Given information:
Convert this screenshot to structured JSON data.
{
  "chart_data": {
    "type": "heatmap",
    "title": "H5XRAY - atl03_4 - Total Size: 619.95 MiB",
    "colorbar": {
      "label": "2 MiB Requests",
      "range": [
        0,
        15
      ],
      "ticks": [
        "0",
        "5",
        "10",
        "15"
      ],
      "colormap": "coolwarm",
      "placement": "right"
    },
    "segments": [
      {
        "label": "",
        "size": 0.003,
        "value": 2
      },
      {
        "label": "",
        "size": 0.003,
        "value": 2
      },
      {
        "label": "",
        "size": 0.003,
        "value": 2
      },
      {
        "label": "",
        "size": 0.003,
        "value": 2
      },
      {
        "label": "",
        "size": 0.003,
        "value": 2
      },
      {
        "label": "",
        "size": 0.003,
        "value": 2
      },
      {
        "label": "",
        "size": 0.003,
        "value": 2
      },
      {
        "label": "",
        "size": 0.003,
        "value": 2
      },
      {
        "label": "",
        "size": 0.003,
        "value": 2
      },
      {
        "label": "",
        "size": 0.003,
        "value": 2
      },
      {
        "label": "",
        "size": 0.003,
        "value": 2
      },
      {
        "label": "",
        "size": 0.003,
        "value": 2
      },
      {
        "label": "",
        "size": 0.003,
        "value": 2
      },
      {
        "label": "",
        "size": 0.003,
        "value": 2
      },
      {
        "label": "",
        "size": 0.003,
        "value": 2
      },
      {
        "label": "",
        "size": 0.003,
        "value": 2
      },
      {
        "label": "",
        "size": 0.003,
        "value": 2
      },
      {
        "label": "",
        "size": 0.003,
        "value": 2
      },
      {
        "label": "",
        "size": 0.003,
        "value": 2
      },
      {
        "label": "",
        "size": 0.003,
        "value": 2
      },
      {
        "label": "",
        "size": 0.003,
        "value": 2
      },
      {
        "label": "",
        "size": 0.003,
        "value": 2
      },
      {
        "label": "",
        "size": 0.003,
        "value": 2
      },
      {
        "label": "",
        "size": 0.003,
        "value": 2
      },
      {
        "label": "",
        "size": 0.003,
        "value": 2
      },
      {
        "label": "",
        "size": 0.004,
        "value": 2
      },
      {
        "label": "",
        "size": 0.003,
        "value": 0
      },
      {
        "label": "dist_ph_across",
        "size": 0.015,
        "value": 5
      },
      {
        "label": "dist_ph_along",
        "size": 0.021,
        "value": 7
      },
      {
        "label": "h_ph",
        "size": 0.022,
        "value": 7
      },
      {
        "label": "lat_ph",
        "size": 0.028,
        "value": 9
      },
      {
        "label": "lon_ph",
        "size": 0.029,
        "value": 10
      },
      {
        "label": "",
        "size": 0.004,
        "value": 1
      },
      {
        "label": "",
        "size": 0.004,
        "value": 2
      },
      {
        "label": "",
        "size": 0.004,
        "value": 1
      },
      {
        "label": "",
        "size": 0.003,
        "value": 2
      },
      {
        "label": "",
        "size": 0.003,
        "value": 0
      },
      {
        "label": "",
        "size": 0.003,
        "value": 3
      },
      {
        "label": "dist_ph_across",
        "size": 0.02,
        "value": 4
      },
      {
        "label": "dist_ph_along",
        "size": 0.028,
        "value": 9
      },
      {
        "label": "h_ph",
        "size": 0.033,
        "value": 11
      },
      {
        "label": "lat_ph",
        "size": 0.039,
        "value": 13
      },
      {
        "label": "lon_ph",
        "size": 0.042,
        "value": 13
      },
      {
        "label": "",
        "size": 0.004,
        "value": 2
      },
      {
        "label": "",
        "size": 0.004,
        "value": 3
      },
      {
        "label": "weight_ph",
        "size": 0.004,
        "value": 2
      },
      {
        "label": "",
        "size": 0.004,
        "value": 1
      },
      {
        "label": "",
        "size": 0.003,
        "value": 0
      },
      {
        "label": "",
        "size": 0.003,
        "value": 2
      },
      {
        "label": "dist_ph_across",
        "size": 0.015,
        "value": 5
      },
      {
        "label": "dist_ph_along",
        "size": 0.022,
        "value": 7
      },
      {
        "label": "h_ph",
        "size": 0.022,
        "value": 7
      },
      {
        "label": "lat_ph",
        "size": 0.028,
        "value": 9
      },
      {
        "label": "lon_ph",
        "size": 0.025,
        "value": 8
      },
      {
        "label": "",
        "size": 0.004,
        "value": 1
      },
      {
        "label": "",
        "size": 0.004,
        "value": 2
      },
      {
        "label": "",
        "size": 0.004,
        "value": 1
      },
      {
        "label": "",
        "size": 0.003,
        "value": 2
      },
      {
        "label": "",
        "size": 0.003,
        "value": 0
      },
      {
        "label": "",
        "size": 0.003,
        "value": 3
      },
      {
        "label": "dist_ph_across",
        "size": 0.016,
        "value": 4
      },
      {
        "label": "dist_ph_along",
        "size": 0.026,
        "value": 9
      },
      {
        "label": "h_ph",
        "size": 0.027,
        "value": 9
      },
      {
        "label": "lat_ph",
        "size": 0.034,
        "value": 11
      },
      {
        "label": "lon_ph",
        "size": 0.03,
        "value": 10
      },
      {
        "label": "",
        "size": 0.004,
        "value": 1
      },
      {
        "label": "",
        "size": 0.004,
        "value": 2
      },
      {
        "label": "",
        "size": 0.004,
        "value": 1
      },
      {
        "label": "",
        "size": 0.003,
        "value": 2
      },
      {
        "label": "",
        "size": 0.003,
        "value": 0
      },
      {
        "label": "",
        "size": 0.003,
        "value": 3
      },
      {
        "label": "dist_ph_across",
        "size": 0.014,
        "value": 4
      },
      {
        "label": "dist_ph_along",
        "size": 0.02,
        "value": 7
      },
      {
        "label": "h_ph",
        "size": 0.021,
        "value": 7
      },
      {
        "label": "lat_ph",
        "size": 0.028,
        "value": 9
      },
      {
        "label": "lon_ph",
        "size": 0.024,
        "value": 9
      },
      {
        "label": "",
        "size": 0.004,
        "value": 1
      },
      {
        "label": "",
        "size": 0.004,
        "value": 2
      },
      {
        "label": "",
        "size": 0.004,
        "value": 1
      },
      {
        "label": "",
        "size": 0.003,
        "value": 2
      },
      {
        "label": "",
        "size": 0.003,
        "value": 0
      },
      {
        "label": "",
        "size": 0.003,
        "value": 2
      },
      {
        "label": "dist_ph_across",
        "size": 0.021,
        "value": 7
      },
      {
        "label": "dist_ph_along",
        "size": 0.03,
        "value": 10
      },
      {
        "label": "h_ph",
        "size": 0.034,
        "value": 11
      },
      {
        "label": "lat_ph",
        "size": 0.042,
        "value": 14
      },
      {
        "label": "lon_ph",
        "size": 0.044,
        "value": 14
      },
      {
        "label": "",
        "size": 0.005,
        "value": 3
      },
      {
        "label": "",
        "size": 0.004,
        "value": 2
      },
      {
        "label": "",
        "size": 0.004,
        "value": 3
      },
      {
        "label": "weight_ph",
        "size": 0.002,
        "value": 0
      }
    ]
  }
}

Task goal:
Retype the entries exactly, including every line.

Expected answer:
Convert this screenshot to structured JSON data.
{
  "chart_data": {
    "type": "heatmap",
    "title": "H5XRAY - atl03_4 - Total Size: 619.95 MiB",
    "colorbar": {
      "label": "2 MiB Requests",
      "range": [
        0,
        15
      ],
      "ticks": [
        "0",
        "5",
        "10",
        "15"
      ],
      "colormap": "coolwarm",
      "placement": "right"
    },
    "segments": [
      {
        "label": "",
        "size": 0.003,
        "value": 2
      },
      {
        "label": "",
        "size": 0.003,
        "value": 2
      },
      {
        "label": "",
        "size": 0.003,
        "value": 2
      },
      {
        "label": "",
        "size": 0.003,
        "value": 2
      },
      {
        "label": "",
        "size": 0.003,
        "value": 2
      },
      {
        "label": "",
        "size": 0.003,
        "value": 2
      },
      {
        "label": "",
        "size": 0.003,
        "value": 2
      },
      {
        "label": "",
        "size": 0.003,
        "value": 2
      },
      {
        "label": "",
        "size": 0.003,
        "value": 2
      },
      {
        "label": "",
        "size": 0.003,
        "value": 2
      },
      {
        "label": "",
        "size": 0.003,
        "value": 2
      },
      {
        "label": "",
        "size": 0.003,
        "value": 2
      },
      {
        "label": "",
        "size": 0.003,
        "value": 2
      },
      {
        "label": "",
        "size": 0.003,
        "value": 2
      },
      {
        "label": "",
        "size": 0.003,
        "value": 2
      },
      {
        "label": "",
        "size": 0.003,
        "value": 2
      },
      {
        "label": "",
        "size": 0.003,
        "value": 2
      },
      {
        "label": "",
        "size": 0.003,
        "value": 2
      },
      {
        "label": "",
        "size": 0.003,
        "value": 2
      },
      {
        "label": "",
        "size": 0.003,
        "value": 2
      },
      {
        "label": "",
        "size": 0.003,
        "value": 2
      },
      {
        "label": "",
        "size": 0.003,
        "value": 2
      },
      {
        "label": "",
        "size": 0.003,
        "value": 2
      },
      {
        "label": "",
        "size": 0.003,
        "value": 2
      },
      {
        "label": "",
        "size": 0.003,
        "value": 2
      },
      {
        "label": "",
        "size": 0.004,
        "value": 2
      },
      {
        "label": "",
        "size": 0.003,
        "value": 0
      },
      {
        "label": "dist_ph_across",
        "size": 0.015,
        "value": 5
      },
      {
        "label": "dist_ph_along",
        "size": 0.021,
        "value": 7
      },
      {
        "label": "h_ph",
        "size": 0.022,
        "value": 7
      },
      {
        "label": "lat_ph",
        "size": 0.028,
        "value": 9
      },
      {
        "label": "lon_ph",
        "size": 0.029,
        "value": 10
      },
      {
        "label": "",
        "size": 0.004,
        "value": 1
      },
      {
        "label": "",
        "size": 0.004,
        "value": 2
      },
      {
        "label": "",
        "size": 0.004,
        "value": 1
      },
      {
        "label": "",
        "size": 0.003,
        "value": 2
      },
      {
        "label": "",
        "size": 0.003,
        "value": 0
      },
      {
        "label": "",
        "size": 0.003,
        "value": 3
      },
      {
        "label": "dist_ph_across",
        "size": 0.02,
        "value": 4
      },
      {
        "label": "dist_ph_along",
        "size": 0.028,
        "value": 9
      },
      {
        "label": "h_ph",
        "size": 0.033,
        "value": 11
      },
      {
        "label": "lat_ph",
        "size": 0.039,
        "value": 13
      },
      {
        "label": "lon_ph",
        "size": 0.042,
        "value": 13
      },
      {
        "label": "",
        "size": 0.004,
        "value": 2
      },
      {
        "label": "",
        "size": 0.004,
        "value": 3
      },
      {
        "label": "weight_ph",
        "size": 0.004,
        "value": 2
      },
      {
        "label": "",
        "size": 0.004,
        "value": 1
      },
      {
        "label": "",
        "size": 0.003,
        "value": 0
      },
      {
        "label": "",
        "size": 0.003,
        "value": 2
      },
      {
        "label": "dist_ph_across",
        "size": 0.015,
        "value": 5
      },
      {
        "label": "dist_ph_along",
        "size": 0.022,
        "value": 7
      },
      {
        "label": "h_ph",
        "size": 0.022,
        "value": 7
      },
      {
        "label": "lat_ph",
        "size": 0.028,
        "value": 9
      },
      {
        "label": "lon_ph",
        "size": 0.025,
        "value": 8
      },
      {
        "label": "",
        "size": 0.004,
        "value": 1
      },
      {
        "label": "",
        "size": 0.004,
        "value": 2
      },
      {
        "label": "",
        "size": 0.004,
        "value": 1
      },
      {
        "label": "",
        "size": 0.003,
        "value": 2
      },
      {
        "label": "",
        "size": 0.003,
        "value": 0
      },
      {
        "label": "",
        "size": 0.003,
        "value": 3
      },
      {
        "label": "dist_ph_across",
        "size": 0.016,
        "value": 4
      },
      {
        "label": "dist_ph_along",
        "size": 0.026,
        "value": 9
      },
      {
        "label": "h_ph",
        "size": 0.027,
        "value": 9
      },
      {
        "label": "lat_ph",
        "size": 0.034,
        "value": 11
      },
      {
        "label": "lon_ph",
        "size": 0.03,
        "value": 10
      },
      {
        "label": "",
        "size": 0.004,
        "value": 1
      },
      {
        "label": "",
        "size": 0.004,
        "value": 2
      },
      {
        "label": "",
        "size": 0.004,
        "value": 1
      },
      {
        "label": "",
        "size": 0.003,
        "value": 2
      },
      {
        "label": "",
        "size": 0.003,
        "value": 0
      },
      {
        "label": "",
        "size": 0.003,
        "value": 3
      },
      {
        "label": "dist_ph_across",
        "size": 0.014,
        "value": 4
      },
      {
        "label": "dist_ph_along",
        "size": 0.02,
        "value": 7
      },
      {
        "label": "h_ph",
        "size": 0.021,
        "value": 7
      },
      {
        "label": "lat_ph",
        "size": 0.028,
        "value": 9
      },
      {
        "label": "lon_ph",
        "size": 0.024,
        "value": 9
      },
      {
        "label": "",
        "size": 0.004,
        "value": 1
      },
      {
        "label": "",
        "size": 0.004,
        "value": 2
      },
      {
        "label": "",
        "size": 0.004,
        "value": 1
      },
      {
        "label": "",
        "size": 0.003,
        "value": 2
      },
      {
        "label": "",
        "size": 0.003,
        "value": 0
      },
      {
        "label": "",
        "size": 0.003,
        "value": 2
      },
      {
        "label": "dist_ph_across",
        "size": 0.021,
        "value": 7
      },
      {
        "label": "dist_ph_along",
        "size": 0.03,
        "value": 10
      },
      {
        "label": "h_ph",
        "size": 0.034,
        "value": 11
      },
      {
        "label": "lat_ph",
        "size": 0.042,
        "value": 14
      },
      {
        "label": "lon_ph",
        "size": 0.044,
        "value": 14
      },
      {
        "label": "",
        "size": 0.005,
        "value": 3
      },
      {
        "label": "",
        "size": 0.004,
        "value": 2
      },
      {
        "label": "",
        "size": 0.004,
        "value": 3
      },
      {
        "label": "weight_ph",
        "size": 0.002,
        "value": 0
      }
    ]
  }
}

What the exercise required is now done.